Provided records:
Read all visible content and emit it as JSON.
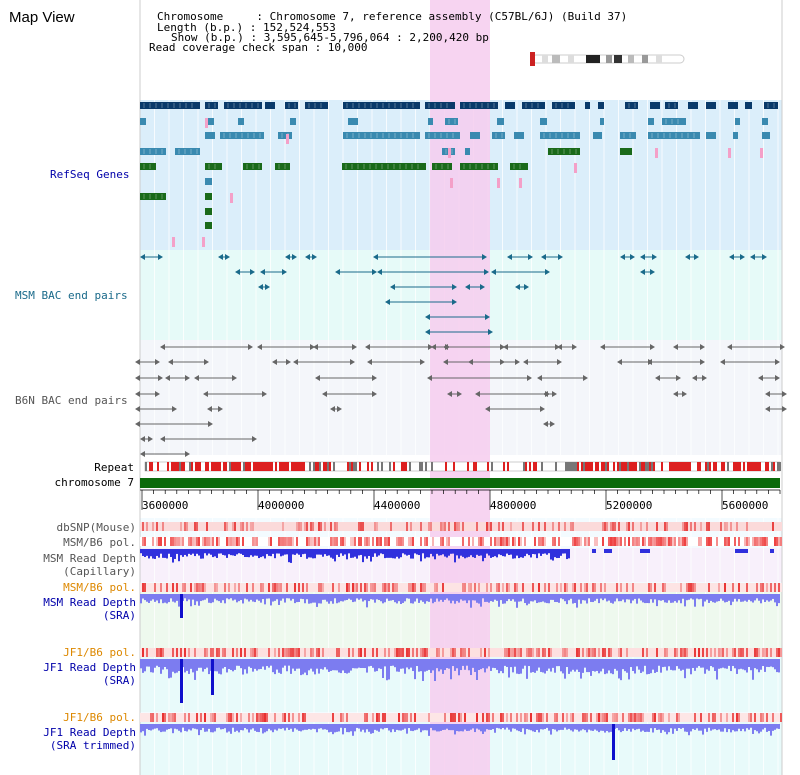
{
  "app": {
    "title": "Map View"
  },
  "header": {
    "lines": [
      "Chromosome     : Chromosome 7, reference assembly (C57BL/6J) (Build 37)",
      "Length (b.p.) : 152,524,553",
      "Show (b.p.) : 3,595,645-5,796,064 : 2,200,420 bp",
      "Read coverage check span : 10,000"
    ]
  },
  "tracks": {
    "refseq": {
      "label": "RefSeq Genes",
      "color": "#0000aa"
    },
    "msm_bac": {
      "label": "MSM BAC end pairs",
      "color": "#1a6a8a"
    },
    "b6n_bac": {
      "label": "B6N BAC end pairs",
      "color": "#555555"
    },
    "repeat": {
      "label": "Repeat"
    },
    "chromosome": {
      "label": "chromosome 7"
    },
    "axis": {
      "ticks": [
        "3600000",
        "4000000",
        "4400000",
        "4800000",
        "5200000",
        "5600000"
      ]
    },
    "dbsnp": {
      "label": "dbSNP(Mouse)"
    },
    "msm_b6_pol_1": {
      "label": "MSM/B6 pol."
    },
    "msm_read_depth_cap": {
      "label_1": "MSM Read Depth",
      "label_2": "(Capillary)"
    },
    "msm_b6_pol_2": {
      "label": "MSM/B6 pol."
    },
    "msm_read_depth_sra": {
      "label_1": "MSM Read Depth",
      "label_2": "(SRA)"
    },
    "jf1_b6_pol_1": {
      "label": "JF1/B6 pol."
    },
    "jf1_read_depth_sra": {
      "label_1": "JF1 Read Depth",
      "label_2": "(SRA)"
    },
    "jf1_b6_pol_2": {
      "label": "JF1/B6 pol."
    },
    "jf1_read_depth_trim": {
      "label_1": "JF1 Read Depth",
      "label_2": "(SRA trimmed)"
    }
  },
  "colors": {
    "refseq_bg": "#dbeefa",
    "msm_bac_bg": "#e6faf8",
    "b6n_bg": "#f4f6fa",
    "highlight": "#f6cdee",
    "gene_dark": "#0a3a6a",
    "gene_mid": "#3a8ab0",
    "gene_green": "#1a6a1a",
    "pink_mark": "#f4a0c8",
    "repeat_red": "#dd2020",
    "chrom_green": "#0a6a0a",
    "depth_cap": "#3030dd",
    "depth_sra": "#7c7cf0",
    "label_orange": "#dd8800",
    "label_blue": "#0000aa",
    "label_gray": "#555555"
  }
}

What you will do: Exact transcription of the full listing above is required; images do not belong in it.

Solution to the problem:
Read all visible content and emit it as JSON.
{
  "app": {
    "title": "Map View"
  },
  "header": {
    "lines": [
      "Chromosome     : Chromosome 7, reference assembly (C57BL/6J) (Build 37)",
      "Length (b.p.) : 152,524,553",
      "Show (b.p.) : 3,595,645-5,796,064 : 2,200,420 bp",
      "Read coverage check span : 10,000"
    ]
  },
  "tracks": {
    "refseq": {
      "label": "RefSeq Genes",
      "color": "#0000aa"
    },
    "msm_bac": {
      "label": "MSM BAC end pairs",
      "color": "#1a6a8a"
    },
    "b6n_bac": {
      "label": "B6N BAC end pairs",
      "color": "#555555"
    },
    "repeat": {
      "label": "Repeat"
    },
    "chromosome": {
      "label": "chromosome 7"
    },
    "axis": {
      "ticks": [
        "3600000",
        "4000000",
        "4400000",
        "4800000",
        "5200000",
        "5600000"
      ]
    },
    "dbsnp": {
      "label": "dbSNP(Mouse)"
    },
    "msm_b6_pol_1": {
      "label": "MSM/B6 pol."
    },
    "msm_read_depth_cap": {
      "label_1": "MSM Read Depth",
      "label_2": "(Capillary)"
    },
    "msm_b6_pol_2": {
      "label": "MSM/B6 pol."
    },
    "msm_read_depth_sra": {
      "label_1": "MSM Read Depth",
      "label_2": "(SRA)"
    },
    "jf1_b6_pol_1": {
      "label": "JF1/B6 pol."
    },
    "jf1_read_depth_sra": {
      "label_1": "JF1 Read Depth",
      "label_2": "(SRA)"
    },
    "jf1_b6_pol_2": {
      "label": "JF1/B6 pol."
    },
    "jf1_read_depth_trim": {
      "label_1": "JF1 Read Depth",
      "label_2": "(SRA trimmed)"
    }
  },
  "colors": {
    "refseq_bg": "#dbeefa",
    "msm_bac_bg": "#e6faf8",
    "b6n_bg": "#f4f6fa",
    "highlight": "#f6cdee",
    "gene_dark": "#0a3a6a",
    "gene_mid": "#3a8ab0",
    "gene_green": "#1a6a1a",
    "pink_mark": "#f4a0c8",
    "repeat_red": "#dd2020",
    "chrom_green": "#0a6a0a",
    "depth_cap": "#3030dd",
    "depth_sra": "#7c7cf0",
    "label_orange": "#dd8800",
    "label_blue": "#0000aa",
    "label_gray": "#555555"
  }
}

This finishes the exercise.